## WORK TO BE COMPLETED
Reproduce every line of the data below word for word.

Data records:
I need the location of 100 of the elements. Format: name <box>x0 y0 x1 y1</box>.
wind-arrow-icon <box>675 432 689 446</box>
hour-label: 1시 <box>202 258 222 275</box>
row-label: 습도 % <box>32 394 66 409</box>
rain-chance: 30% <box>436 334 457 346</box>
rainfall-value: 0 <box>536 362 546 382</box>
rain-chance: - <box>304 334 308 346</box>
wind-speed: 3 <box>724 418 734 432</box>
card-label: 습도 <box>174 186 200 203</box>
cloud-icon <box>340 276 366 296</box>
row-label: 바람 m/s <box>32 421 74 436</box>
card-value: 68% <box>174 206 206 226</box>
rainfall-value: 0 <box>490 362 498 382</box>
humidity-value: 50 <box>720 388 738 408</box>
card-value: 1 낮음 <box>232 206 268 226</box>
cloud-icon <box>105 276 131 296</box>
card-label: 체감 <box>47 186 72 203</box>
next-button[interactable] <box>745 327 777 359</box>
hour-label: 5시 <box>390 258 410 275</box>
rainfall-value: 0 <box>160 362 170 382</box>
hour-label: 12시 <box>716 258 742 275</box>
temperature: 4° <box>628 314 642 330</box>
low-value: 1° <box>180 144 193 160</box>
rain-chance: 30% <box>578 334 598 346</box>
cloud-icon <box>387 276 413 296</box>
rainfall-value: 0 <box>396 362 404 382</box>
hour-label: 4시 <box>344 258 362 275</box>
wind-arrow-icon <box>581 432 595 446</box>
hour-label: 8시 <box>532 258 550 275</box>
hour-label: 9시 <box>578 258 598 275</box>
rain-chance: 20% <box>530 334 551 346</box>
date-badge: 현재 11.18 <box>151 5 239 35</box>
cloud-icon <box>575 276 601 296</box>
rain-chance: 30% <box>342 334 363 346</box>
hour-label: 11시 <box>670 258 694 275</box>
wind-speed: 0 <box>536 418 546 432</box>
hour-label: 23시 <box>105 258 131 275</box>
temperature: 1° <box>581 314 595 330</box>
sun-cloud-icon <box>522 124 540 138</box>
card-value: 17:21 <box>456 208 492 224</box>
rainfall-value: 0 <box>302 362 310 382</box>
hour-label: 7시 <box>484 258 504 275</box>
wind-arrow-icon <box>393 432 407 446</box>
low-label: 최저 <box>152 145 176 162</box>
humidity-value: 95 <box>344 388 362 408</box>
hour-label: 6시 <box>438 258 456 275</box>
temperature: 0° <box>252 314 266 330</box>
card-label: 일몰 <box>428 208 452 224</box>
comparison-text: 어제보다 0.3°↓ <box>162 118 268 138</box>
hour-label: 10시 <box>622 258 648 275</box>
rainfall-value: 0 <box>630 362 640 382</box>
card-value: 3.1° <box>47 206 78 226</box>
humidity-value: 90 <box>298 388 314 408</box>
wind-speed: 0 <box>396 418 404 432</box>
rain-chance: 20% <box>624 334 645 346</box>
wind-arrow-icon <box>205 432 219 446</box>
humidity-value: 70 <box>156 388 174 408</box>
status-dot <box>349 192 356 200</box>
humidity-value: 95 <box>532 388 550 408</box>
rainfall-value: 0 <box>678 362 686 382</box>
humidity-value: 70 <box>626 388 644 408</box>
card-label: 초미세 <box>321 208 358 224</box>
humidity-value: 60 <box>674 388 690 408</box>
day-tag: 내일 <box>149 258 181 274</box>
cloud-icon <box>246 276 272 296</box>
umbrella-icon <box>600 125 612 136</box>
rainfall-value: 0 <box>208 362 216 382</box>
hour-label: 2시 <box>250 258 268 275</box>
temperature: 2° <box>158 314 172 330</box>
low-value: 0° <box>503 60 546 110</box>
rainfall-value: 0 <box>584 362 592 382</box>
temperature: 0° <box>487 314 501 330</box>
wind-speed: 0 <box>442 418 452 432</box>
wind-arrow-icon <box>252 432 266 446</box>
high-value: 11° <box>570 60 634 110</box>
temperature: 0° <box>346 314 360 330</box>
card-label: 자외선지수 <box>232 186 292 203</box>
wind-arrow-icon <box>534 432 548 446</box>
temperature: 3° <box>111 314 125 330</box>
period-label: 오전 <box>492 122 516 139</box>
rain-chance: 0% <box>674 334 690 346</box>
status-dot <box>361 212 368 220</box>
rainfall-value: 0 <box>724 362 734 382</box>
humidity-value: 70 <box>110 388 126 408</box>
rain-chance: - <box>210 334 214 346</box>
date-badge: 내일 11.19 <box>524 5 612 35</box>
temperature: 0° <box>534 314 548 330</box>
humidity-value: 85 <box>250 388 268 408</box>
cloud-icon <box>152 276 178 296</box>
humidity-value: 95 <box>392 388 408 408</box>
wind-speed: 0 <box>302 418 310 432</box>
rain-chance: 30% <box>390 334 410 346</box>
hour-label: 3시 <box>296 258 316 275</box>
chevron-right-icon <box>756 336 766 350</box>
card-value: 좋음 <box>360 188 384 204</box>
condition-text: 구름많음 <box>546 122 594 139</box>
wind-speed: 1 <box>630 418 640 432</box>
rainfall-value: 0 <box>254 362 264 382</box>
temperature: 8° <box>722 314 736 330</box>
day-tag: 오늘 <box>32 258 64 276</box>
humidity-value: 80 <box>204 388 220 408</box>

## SOLUTION TO THIS PROBLEM
I need the location of 100 of the elements. Format: name <box>x0 y0 x1 y1</box>.
wind-arrow-icon <box>675 432 689 446</box>
hour-label: 1시 <box>202 258 222 275</box>
row-label: 습도 % <box>32 394 66 409</box>
rain-chance: 30% <box>436 334 457 346</box>
rainfall-value: 0 <box>536 362 546 382</box>
rain-chance: - <box>304 334 308 346</box>
wind-speed: 3 <box>724 418 734 432</box>
card-label: 습도 <box>174 186 200 203</box>
cloud-icon <box>340 276 366 296</box>
row-label: 바람 m/s <box>32 421 74 436</box>
card-value: 68% <box>174 206 206 226</box>
rainfall-value: 0 <box>490 362 498 382</box>
humidity-value: 50 <box>720 388 738 408</box>
card-value: 1 낮음 <box>232 206 268 226</box>
cloud-icon <box>105 276 131 296</box>
card-label: 체감 <box>47 186 72 203</box>
next-button[interactable] <box>745 327 777 359</box>
hour-label: 5시 <box>390 258 410 275</box>
rainfall-value: 0 <box>160 362 170 382</box>
hour-label: 12시 <box>716 258 742 275</box>
temperature: 4° <box>628 314 642 330</box>
low-value: 1° <box>180 144 193 160</box>
rain-chance: 30% <box>578 334 598 346</box>
cloud-icon <box>387 276 413 296</box>
rainfall-value: 0 <box>396 362 404 382</box>
hour-label: 4시 <box>344 258 362 275</box>
wind-arrow-icon <box>581 432 595 446</box>
hour-label: 8시 <box>532 258 550 275</box>
hour-label: 9시 <box>578 258 598 275</box>
rain-chance: 20% <box>530 334 551 346</box>
date-badge: 현재 11.18 <box>151 5 239 35</box>
cloud-icon <box>575 276 601 296</box>
rain-chance: 30% <box>342 334 363 346</box>
hour-label: 11시 <box>670 258 694 275</box>
wind-speed: 0 <box>536 418 546 432</box>
hour-label: 23시 <box>105 258 131 275</box>
temperature: 1° <box>581 314 595 330</box>
sun-cloud-icon <box>522 124 540 138</box>
card-value: 17:21 <box>456 208 492 224</box>
rainfall-value: 0 <box>302 362 310 382</box>
hour-label: 7시 <box>484 258 504 275</box>
wind-arrow-icon <box>393 432 407 446</box>
low-label: 최저 <box>152 145 176 162</box>
humidity-value: 95 <box>344 388 362 408</box>
hour-label: 6시 <box>438 258 456 275</box>
temperature: 0° <box>252 314 266 330</box>
card-label: 일몰 <box>428 208 452 224</box>
comparison-text: 어제보다 0.3°↓ <box>162 118 268 138</box>
hour-label: 10시 <box>622 258 648 275</box>
rainfall-value: 0 <box>630 362 640 382</box>
card-value: 3.1° <box>47 206 78 226</box>
humidity-value: 90 <box>298 388 314 408</box>
wind-speed: 0 <box>396 418 404 432</box>
rain-chance: 20% <box>624 334 645 346</box>
wind-arrow-icon <box>205 432 219 446</box>
humidity-value: 70 <box>156 388 174 408</box>
status-dot <box>349 192 356 200</box>
humidity-value: 95 <box>532 388 550 408</box>
rainfall-value: 0 <box>678 362 686 382</box>
humidity-value: 70 <box>626 388 644 408</box>
card-label: 초미세 <box>321 208 358 224</box>
humidity-value: 60 <box>674 388 690 408</box>
day-tag: 내일 <box>149 258 181 274</box>
cloud-icon <box>246 276 272 296</box>
umbrella-icon <box>600 125 612 136</box>
rainfall-value: 0 <box>208 362 216 382</box>
hour-label: 2시 <box>250 258 268 275</box>
temperature: 2° <box>158 314 172 330</box>
low-value: 0° <box>503 60 546 110</box>
rainfall-value: 0 <box>584 362 592 382</box>
temperature: 0° <box>487 314 501 330</box>
wind-speed: 0 <box>442 418 452 432</box>
wind-arrow-icon <box>252 432 266 446</box>
high-value: 11° <box>570 60 634 110</box>
temperature: 0° <box>346 314 360 330</box>
card-label: 자외선지수 <box>232 186 292 203</box>
wind-arrow-icon <box>534 432 548 446</box>
temperature: 3° <box>111 314 125 330</box>
period-label: 오전 <box>492 122 516 139</box>
rain-chance: 0% <box>674 334 690 346</box>
status-dot <box>361 212 368 220</box>
rainfall-value: 0 <box>724 362 734 382</box>
humidity-value: 70 <box>110 388 126 408</box>
rain-chance: - <box>210 334 214 346</box>
date-badge: 내일 11.19 <box>524 5 612 35</box>
temperature: 0° <box>534 314 548 330</box>
humidity-value: 85 <box>250 388 268 408</box>
cloud-icon <box>152 276 178 296</box>
humidity-value: 95 <box>392 388 408 408</box>
wind-speed: 0 <box>302 418 310 432</box>
rain-chance: 30% <box>390 334 410 346</box>
hour-label: 3시 <box>296 258 316 275</box>
chevron-right-icon <box>756 336 766 350</box>
card-value: 좋음 <box>360 188 384 204</box>
condition-text: 구름많음 <box>546 122 594 139</box>
wind-speed: 1 <box>630 418 640 432</box>
rainfall-value: 0 <box>254 362 264 382</box>
temperature: 8° <box>722 314 736 330</box>
day-tag: 오늘 <box>32 258 64 276</box>
humidity-value: 80 <box>204 388 220 408</box>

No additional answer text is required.